[Dataset records]:
########

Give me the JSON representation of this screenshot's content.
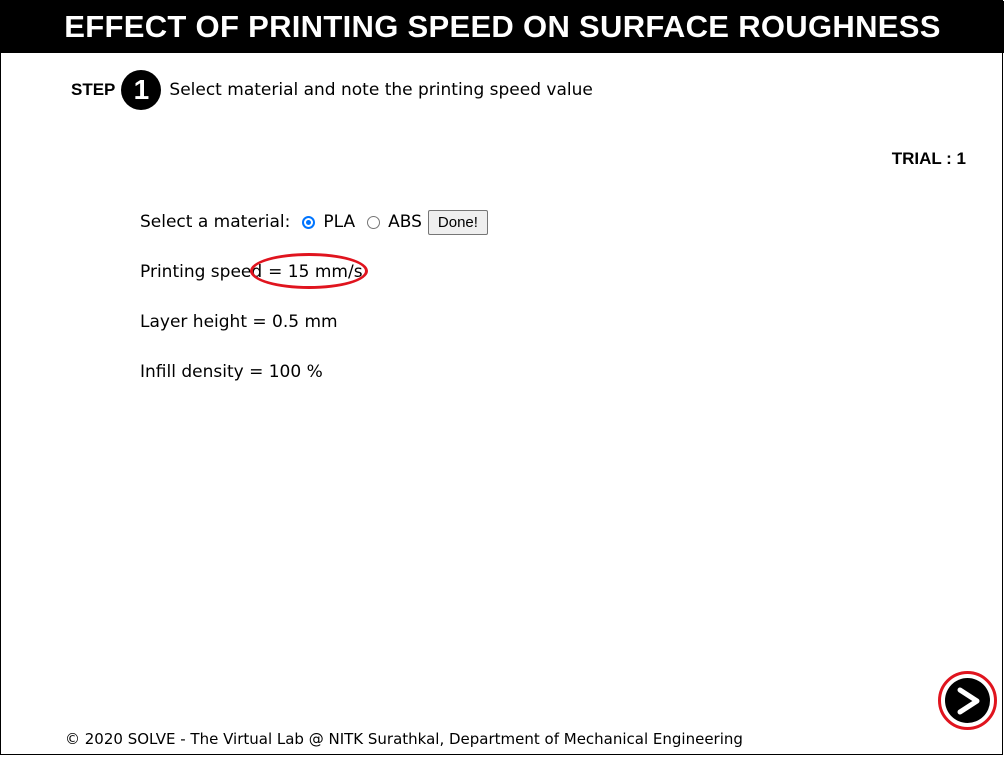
{
  "header": {
    "title": "EFFECT OF PRINTING SPEED ON SURFACE ROUGHNESS"
  },
  "step": {
    "label": "STEP",
    "number": "1",
    "instruction": "Select material and note the printing speed value"
  },
  "trial": {
    "label": "TRIAL : 1"
  },
  "material_select": {
    "label": "Select a material:",
    "options": [
      {
        "label": "PLA",
        "checked": true
      },
      {
        "label": "ABS",
        "checked": false
      }
    ],
    "done_label": "Done!"
  },
  "parameters": {
    "printing_speed_label": "Printing speed",
    "printing_speed_value": "= 15 mm/s",
    "layer_height": "Layer height = 0.5 mm",
    "infill_density": "Infill density = 100 %"
  },
  "footer": {
    "text": "© 2020 SOLVE - The Virtual Lab @ NITK Surathkal, Department of Mechanical Engineering"
  },
  "icons": {
    "step_badge": "number-circle-icon",
    "next": "next-arrow-icon"
  },
  "colors": {
    "header_bg": "#000000",
    "header_text": "#ffffff",
    "highlight": "#e0141e",
    "radio_accent": "#0075ff"
  }
}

########

Retype the whole listing, keeping every line identical and omitting all pictures.

Give me the JSON representation of this screenshot's content.
{
  "header": {
    "title": "EFFECT OF PRINTING SPEED ON SURFACE ROUGHNESS"
  },
  "step": {
    "label": "STEP",
    "number": "1",
    "instruction": "Select material and note the printing speed value"
  },
  "trial": {
    "label": "TRIAL : 1"
  },
  "material_select": {
    "label": "Select a material:",
    "options": [
      {
        "label": "PLA",
        "checked": true
      },
      {
        "label": "ABS",
        "checked": false
      }
    ],
    "done_label": "Done!"
  },
  "parameters": {
    "printing_speed_label": "Printing speed",
    "printing_speed_value": "= 15 mm/s",
    "layer_height": "Layer height = 0.5 mm",
    "infill_density": "Infill density = 100 %"
  },
  "footer": {
    "text": "© 2020 SOLVE - The Virtual Lab @ NITK Surathkal, Department of Mechanical Engineering"
  },
  "icons": {
    "step_badge": "number-circle-icon",
    "next": "next-arrow-icon"
  },
  "colors": {
    "header_bg": "#000000",
    "header_text": "#ffffff",
    "highlight": "#e0141e",
    "radio_accent": "#0075ff"
  }
}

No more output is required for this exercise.